Job
Write the material out again in full, exactly.

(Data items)
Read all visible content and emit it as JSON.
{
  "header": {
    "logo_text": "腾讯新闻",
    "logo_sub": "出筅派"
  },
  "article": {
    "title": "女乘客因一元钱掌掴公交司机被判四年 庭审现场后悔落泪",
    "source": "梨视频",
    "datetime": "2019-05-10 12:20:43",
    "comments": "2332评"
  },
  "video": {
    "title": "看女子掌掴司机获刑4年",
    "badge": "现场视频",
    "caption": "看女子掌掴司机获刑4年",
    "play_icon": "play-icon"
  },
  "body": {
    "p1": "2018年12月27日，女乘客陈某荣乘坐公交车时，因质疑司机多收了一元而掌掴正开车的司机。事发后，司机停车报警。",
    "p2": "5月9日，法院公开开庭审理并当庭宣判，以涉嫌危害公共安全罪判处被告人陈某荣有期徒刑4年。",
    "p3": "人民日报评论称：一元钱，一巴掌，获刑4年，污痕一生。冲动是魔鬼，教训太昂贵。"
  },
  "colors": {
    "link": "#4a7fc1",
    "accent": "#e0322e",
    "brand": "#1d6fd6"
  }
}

Result of the task
Read all visible content and emit it as JSON.
{
  "header": {
    "logo_text": "腾讯新闻",
    "logo_sub": "出筅派"
  },
  "article": {
    "title": "女乘客因一元钱掌掴公交司机被判四年 庭审现场后悔落泪",
    "source": "梨视频",
    "datetime": "2019-05-10 12:20:43",
    "comments": "2332评"
  },
  "video": {
    "title": "看女子掌掴司机获刑4年",
    "badge": "现场视频",
    "caption": "看女子掌掴司机获刑4年",
    "play_icon": "play-icon"
  },
  "body": {
    "p1": "2018年12月27日，女乘客陈某荣乘坐公交车时，因质疑司机多收了一元而掌掴正开车的司机。事发后，司机停车报警。",
    "p2": "5月9日，法院公开开庭审理并当庭宣判，以涉嫌危害公共安全罪判处被告人陈某荣有期徒刑4年。",
    "p3": "人民日报评论称：一元钱，一巴掌，获刑4年，污痕一生。冲动是魔鬼，教训太昂贵。"
  },
  "colors": {
    "link": "#4a7fc1",
    "accent": "#e0322e",
    "brand": "#1d6fd6"
  }
}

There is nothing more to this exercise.